What you are asked to do: In the lines below, find how many contain the word "main" and report that figure alone.

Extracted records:
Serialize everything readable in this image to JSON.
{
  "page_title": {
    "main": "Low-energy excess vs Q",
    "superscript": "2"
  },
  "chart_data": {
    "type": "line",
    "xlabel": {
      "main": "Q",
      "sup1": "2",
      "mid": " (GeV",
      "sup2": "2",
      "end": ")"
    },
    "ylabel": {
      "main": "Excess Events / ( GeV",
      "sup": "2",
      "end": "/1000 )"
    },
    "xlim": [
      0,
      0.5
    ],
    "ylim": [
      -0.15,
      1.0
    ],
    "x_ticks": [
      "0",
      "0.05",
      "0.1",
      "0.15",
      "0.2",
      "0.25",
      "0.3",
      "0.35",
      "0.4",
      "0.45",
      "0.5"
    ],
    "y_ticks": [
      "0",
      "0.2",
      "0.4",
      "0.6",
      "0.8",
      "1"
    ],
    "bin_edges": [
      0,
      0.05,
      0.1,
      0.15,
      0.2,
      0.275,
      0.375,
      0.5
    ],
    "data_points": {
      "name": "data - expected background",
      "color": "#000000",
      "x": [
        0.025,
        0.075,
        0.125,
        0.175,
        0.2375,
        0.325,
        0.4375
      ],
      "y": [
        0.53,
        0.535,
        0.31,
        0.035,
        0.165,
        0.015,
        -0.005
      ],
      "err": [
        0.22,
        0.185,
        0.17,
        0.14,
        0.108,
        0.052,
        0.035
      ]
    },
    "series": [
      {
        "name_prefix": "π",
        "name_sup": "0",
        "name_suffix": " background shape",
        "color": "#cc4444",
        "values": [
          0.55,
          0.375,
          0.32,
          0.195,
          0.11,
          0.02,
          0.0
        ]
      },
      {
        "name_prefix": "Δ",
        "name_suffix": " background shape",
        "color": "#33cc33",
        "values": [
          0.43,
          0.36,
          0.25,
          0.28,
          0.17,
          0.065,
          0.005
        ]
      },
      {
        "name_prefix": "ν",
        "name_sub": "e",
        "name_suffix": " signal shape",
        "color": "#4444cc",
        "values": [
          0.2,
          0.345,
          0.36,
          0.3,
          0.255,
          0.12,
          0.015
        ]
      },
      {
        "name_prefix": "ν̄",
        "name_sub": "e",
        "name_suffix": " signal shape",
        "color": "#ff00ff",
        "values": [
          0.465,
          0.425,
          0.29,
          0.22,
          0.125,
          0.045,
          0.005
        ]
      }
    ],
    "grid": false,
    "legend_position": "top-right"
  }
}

Complete output: 3